* TASK DIRECTIONS:
Nothing but the lines from the one that contains "Output a JSON" through the end of the listing should appear, set down exactly.

⟨

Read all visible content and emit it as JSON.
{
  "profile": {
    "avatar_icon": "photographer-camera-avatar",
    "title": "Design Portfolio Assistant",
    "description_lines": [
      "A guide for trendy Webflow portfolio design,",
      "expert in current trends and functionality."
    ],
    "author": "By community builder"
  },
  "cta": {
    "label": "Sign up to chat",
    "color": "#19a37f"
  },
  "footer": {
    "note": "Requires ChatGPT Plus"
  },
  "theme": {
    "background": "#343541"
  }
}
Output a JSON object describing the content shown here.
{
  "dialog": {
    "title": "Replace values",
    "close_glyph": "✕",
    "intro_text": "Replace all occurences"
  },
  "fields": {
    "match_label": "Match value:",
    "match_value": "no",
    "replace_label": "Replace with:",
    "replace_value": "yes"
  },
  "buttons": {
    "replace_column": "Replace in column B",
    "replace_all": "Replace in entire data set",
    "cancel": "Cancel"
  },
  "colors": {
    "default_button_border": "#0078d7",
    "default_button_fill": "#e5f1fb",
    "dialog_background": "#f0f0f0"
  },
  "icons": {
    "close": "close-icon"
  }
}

⟩

* WRITTEN REPLY:
Output a JSON object describing the content shown here.
{
  "dialog": {
    "title": "Replace values",
    "close_glyph": "✕",
    "intro_text": "Replace all occurences"
  },
  "fields": {
    "match_label": "Match value:",
    "match_value": "no",
    "replace_label": "Replace with:",
    "replace_value": "yes"
  },
  "buttons": {
    "replace_column": "Replace in column B",
    "replace_all": "Replace in entire data set",
    "cancel": "Cancel"
  },
  "colors": {
    "default_button_border": "#0078d7",
    "default_button_fill": "#e5f1fb",
    "dialog_background": "#f0f0f0"
  },
  "icons": {
    "close": "close-icon"
  }
}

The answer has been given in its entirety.